### Problem statement
Reproduce every line of the records below without any change, leaving the pictures out of your output.

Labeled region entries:
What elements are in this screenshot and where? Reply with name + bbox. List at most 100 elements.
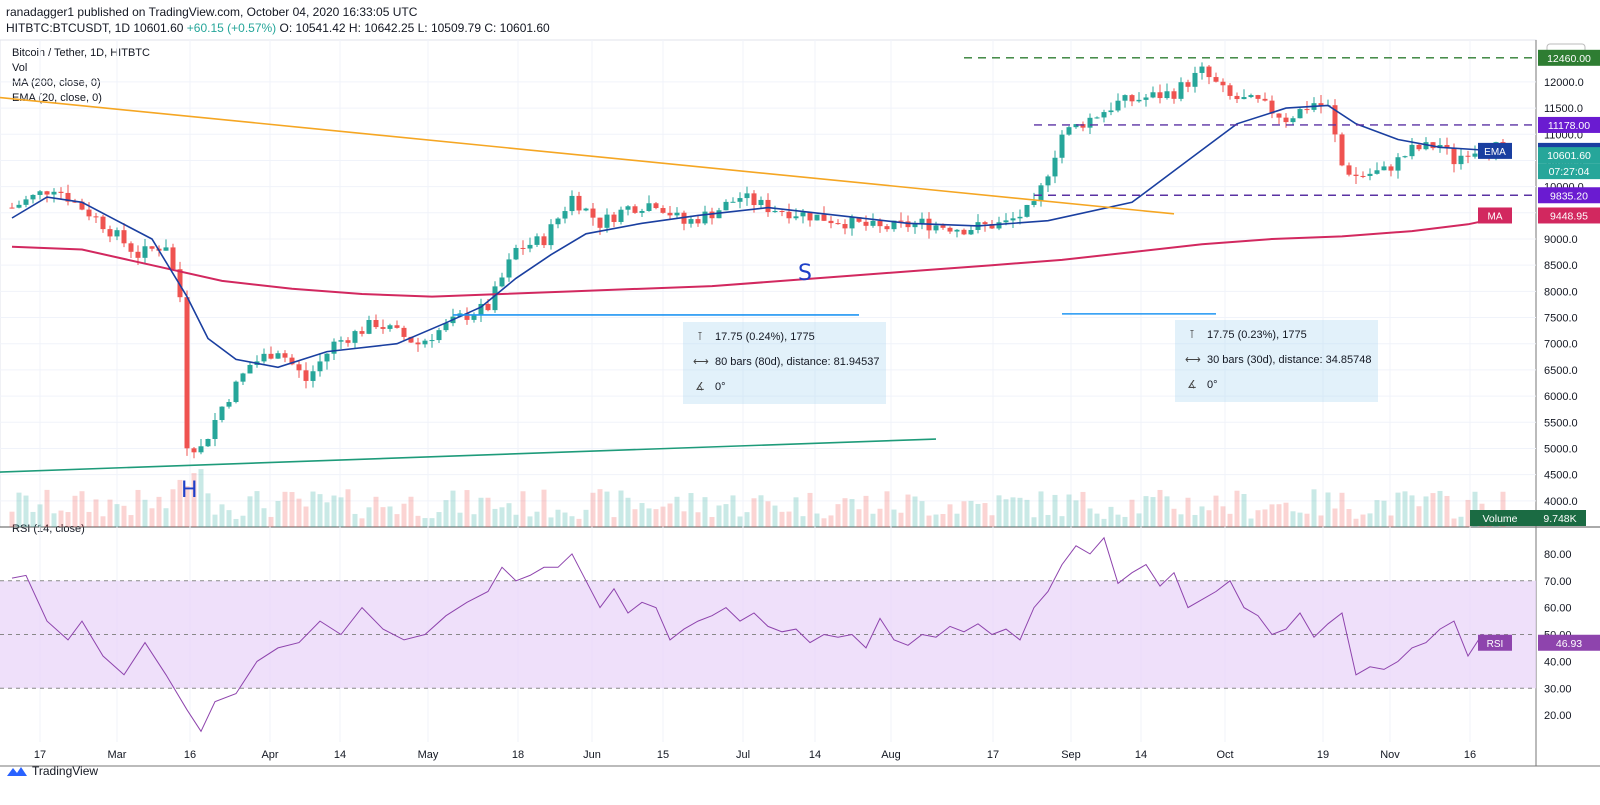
bar-range-icon: ⟷ — [693, 356, 709, 368]
volume-bar — [905, 494, 911, 527]
candle-body — [1472, 153, 1478, 157]
candle-body — [1003, 220, 1009, 223]
volume-bar — [1059, 516, 1065, 527]
volume-bar — [485, 497, 491, 527]
candle-body — [1367, 173, 1373, 176]
volume-bar — [821, 518, 827, 527]
price-tick-label: 6000.0 — [1544, 391, 1578, 403]
rsi-legend[interactable]: RSI (14, close) — [12, 523, 85, 535]
candle-body — [219, 406, 225, 421]
volume-bar — [982, 503, 988, 527]
candle-body — [100, 216, 106, 230]
legend-ma[interactable]: MA (200, close, 0) — [12, 77, 101, 89]
volume-bar — [233, 518, 239, 527]
candle-body — [1360, 175, 1366, 177]
candle-body — [352, 331, 358, 343]
volume-bar — [723, 504, 729, 527]
volume-bar — [296, 498, 302, 527]
volume-bar — [555, 509, 561, 527]
time-tick-label: 14 — [1135, 749, 1147, 761]
volume-bar — [737, 516, 743, 527]
volume-bar — [912, 496, 918, 527]
volume-bar — [331, 495, 337, 527]
time-tick-label: May — [418, 749, 439, 761]
candle-body — [674, 212, 680, 216]
footer-brand[interactable]: TradingView — [6, 764, 98, 778]
candle-body — [821, 214, 827, 221]
level-badge — [1538, 49, 1600, 66]
volume-bar — [1066, 494, 1072, 527]
candle-body — [303, 370, 309, 381]
rsi-tick-label: 60.00 — [1544, 603, 1572, 615]
volume-bar — [205, 493, 211, 527]
volume-bar — [674, 496, 680, 527]
candle-body — [296, 364, 302, 371]
volume-bar — [30, 511, 36, 527]
volume-bar — [1227, 513, 1233, 527]
candle-body — [471, 315, 477, 320]
volume-bar — [1472, 491, 1478, 527]
candle-body — [205, 438, 211, 447]
volume-bar — [954, 513, 960, 527]
volume-bar — [835, 504, 841, 527]
candles — [9, 62, 1506, 527]
volume-bar — [716, 505, 722, 527]
candle-body — [527, 244, 533, 249]
volume-bar — [1255, 510, 1261, 527]
candle-body — [891, 220, 897, 230]
candle-body — [492, 286, 498, 311]
measure-box-2[interactable]: ⊺ 17.75 (0.23%), 1775 ⟷ 30 bars (30d), dis… — [1175, 320, 1378, 402]
candle-body — [667, 212, 673, 216]
candle-body — [1066, 127, 1072, 135]
candle-body — [1451, 147, 1457, 165]
volume-bar — [1416, 506, 1422, 527]
candle-body — [485, 303, 491, 311]
volume-bar — [443, 500, 449, 527]
candle-body — [1458, 155, 1464, 165]
candle-body — [1346, 165, 1352, 175]
price-tick-label: 11500.0 — [1544, 103, 1583, 115]
rsi-tag — [1478, 634, 1512, 651]
candle-body — [709, 211, 715, 219]
volume-bar — [1164, 496, 1170, 527]
candle-body — [93, 216, 99, 218]
published-line: ranadagger1 published on TradingView.com… — [6, 5, 418, 19]
price-tick-label: 9000.0 — [1544, 234, 1578, 246]
measure-angle: 0° — [715, 380, 726, 393]
volume-bar — [65, 512, 71, 527]
candle-body — [1234, 95, 1240, 100]
volume-bar — [345, 489, 351, 527]
measure-range: 17.75 (0.24%), 1775 — [715, 330, 815, 343]
time-tick-label: 15 — [657, 749, 669, 761]
candle-body — [1423, 142, 1429, 150]
rsi-tick-label: 30.00 — [1544, 683, 1572, 695]
volume-bar — [541, 489, 547, 527]
volume-bar — [212, 514, 218, 527]
volume-bar — [849, 499, 855, 527]
volume-bar — [751, 498, 757, 527]
volume-bar — [261, 508, 267, 527]
chart-title[interactable]: Bitcoin / Tether, 1D, HITBTC — [12, 47, 150, 59]
candle-body — [520, 247, 526, 249]
candle-body — [954, 229, 960, 232]
candle-body — [898, 220, 904, 222]
level-label: 9835.20 — [1550, 190, 1588, 202]
rsi-tag-label: RSI — [1487, 639, 1504, 650]
legend-vol[interactable]: Vol — [12, 62, 28, 74]
time-tick-label: 18 — [512, 749, 524, 761]
candle-body — [464, 313, 470, 320]
last-price-label: 10601.60 — [1547, 150, 1591, 162]
candle-body — [198, 446, 204, 453]
candle-body — [982, 222, 988, 225]
angle-icon: ∡ — [695, 381, 705, 393]
measure-box-1[interactable]: ⊺ 17.75 (0.24%), 1775 ⟷ 80 bars (80d), dis… — [683, 322, 886, 404]
candle-body — [1402, 156, 1408, 158]
time-tick-label: 16 — [1464, 749, 1476, 761]
candle-body — [240, 373, 246, 382]
ema-tag — [1478, 142, 1512, 159]
candle-body — [1038, 185, 1044, 202]
candle-body — [1199, 66, 1205, 73]
volume-bar — [142, 499, 148, 527]
volume-bar — [1451, 518, 1457, 527]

### Result
What elements are in this screenshot and where? Reply with name + bbox. List at most 100 elements.
bar-range-icon: ⟷ — [693, 356, 709, 368]
volume-bar — [905, 494, 911, 527]
candle-body — [1472, 153, 1478, 157]
candle-body — [1003, 220, 1009, 223]
volume-bar — [1059, 516, 1065, 527]
volume-bar — [485, 497, 491, 527]
candle-body — [1367, 173, 1373, 176]
volume-bar — [821, 518, 827, 527]
price-tick-label: 6000.0 — [1544, 391, 1578, 403]
rsi-legend[interactable]: RSI (14, close) — [12, 523, 85, 535]
candle-body — [219, 406, 225, 421]
volume-bar — [982, 503, 988, 527]
candle-body — [100, 216, 106, 230]
legend-ma[interactable]: MA (200, close, 0) — [12, 77, 101, 89]
volume-bar — [233, 518, 239, 527]
candle-body — [1360, 175, 1366, 177]
candle-body — [352, 331, 358, 343]
volume-bar — [723, 504, 729, 527]
volume-bar — [296, 498, 302, 527]
volume-bar — [555, 509, 561, 527]
time-tick-label: 14 — [1135, 749, 1147, 761]
volume-bar — [737, 516, 743, 527]
volume-bar — [912, 496, 918, 527]
volume-bar — [331, 495, 337, 527]
time-tick-label: May — [418, 749, 439, 761]
candle-body — [674, 212, 680, 216]
footer-brand[interactable]: TradingView — [6, 764, 98, 778]
candle-body — [821, 214, 827, 221]
level-badge — [1538, 49, 1600, 66]
volume-bar — [1066, 494, 1072, 527]
candle-body — [303, 370, 309, 381]
rsi-tick-label: 60.00 — [1544, 603, 1572, 615]
volume-bar — [205, 493, 211, 527]
volume-bar — [674, 496, 680, 527]
candle-body — [296, 364, 302, 371]
volume-bar — [30, 511, 36, 527]
volume-bar — [1227, 513, 1233, 527]
candle-body — [471, 315, 477, 320]
volume-bar — [1472, 491, 1478, 527]
candle-body — [205, 438, 211, 447]
volume-bar — [954, 513, 960, 527]
volume-bar — [835, 504, 841, 527]
candles — [9, 62, 1506, 527]
volume-bar — [716, 505, 722, 527]
candle-body — [527, 244, 533, 249]
volume-bar — [1255, 510, 1261, 527]
candle-body — [891, 220, 897, 230]
candle-body — [492, 286, 498, 311]
measure-box-2[interactable]: ⊺ 17.75 (0.23%), 1775 ⟷ 30 bars (30d), dis… — [1175, 320, 1378, 402]
candle-body — [667, 212, 673, 216]
candle-body — [1066, 127, 1072, 135]
candle-body — [1451, 147, 1457, 165]
volume-bar — [1416, 506, 1422, 527]
candle-body — [485, 303, 491, 311]
volume-bar — [443, 500, 449, 527]
candle-body — [1458, 155, 1464, 165]
candle-body — [1346, 165, 1352, 175]
price-tick-label: 11500.0 — [1544, 103, 1583, 115]
rsi-tag — [1478, 634, 1512, 651]
candle-body — [709, 211, 715, 219]
volume-bar — [1164, 496, 1170, 527]
candle-body — [93, 216, 99, 218]
published-line: ranadagger1 published on TradingView.com… — [6, 5, 418, 19]
price-tick-label: 9000.0 — [1544, 234, 1578, 246]
measure-angle: 0° — [715, 380, 726, 393]
volume-bar — [65, 512, 71, 527]
candle-body — [1234, 95, 1240, 100]
volume-bar — [345, 489, 351, 527]
measure-range: 17.75 (0.24%), 1775 — [715, 330, 815, 343]
time-tick-label: 15 — [657, 749, 669, 761]
candle-body — [1423, 142, 1429, 150]
rsi-tick-label: 30.00 — [1544, 683, 1572, 695]
volume-bar — [541, 489, 547, 527]
volume-bar — [212, 514, 218, 527]
volume-bar — [849, 499, 855, 527]
volume-bar — [751, 498, 757, 527]
volume-bar — [261, 508, 267, 527]
chart-title[interactable]: Bitcoin / Tether, 1D, HITBTC — [12, 47, 150, 59]
candle-body — [520, 247, 526, 249]
candle-body — [954, 229, 960, 232]
candle-body — [898, 220, 904, 222]
level-label: 9835.20 — [1550, 190, 1588, 202]
rsi-tag-label: RSI — [1487, 639, 1504, 650]
legend-vol[interactable]: Vol — [12, 62, 28, 74]
time-tick-label: 18 — [512, 749, 524, 761]
candle-body — [464, 313, 470, 320]
last-price-label: 10601.60 — [1547, 150, 1591, 162]
candle-body — [198, 446, 204, 453]
candle-body — [982, 222, 988, 225]
angle-icon: ∡ — [695, 381, 705, 393]
measure-box-1[interactable]: ⊺ 17.75 (0.24%), 1775 ⟷ 80 bars (80d), dis… — [683, 322, 886, 404]
candle-body — [1402, 156, 1408, 158]
time-tick-label: 16 — [1464, 749, 1476, 761]
candle-body — [240, 373, 246, 382]
ema-tag — [1478, 142, 1512, 159]
candle-body — [1038, 185, 1044, 202]
candle-body — [1199, 66, 1205, 73]
volume-bar — [142, 499, 148, 527]
volume-bar — [1451, 518, 1457, 527]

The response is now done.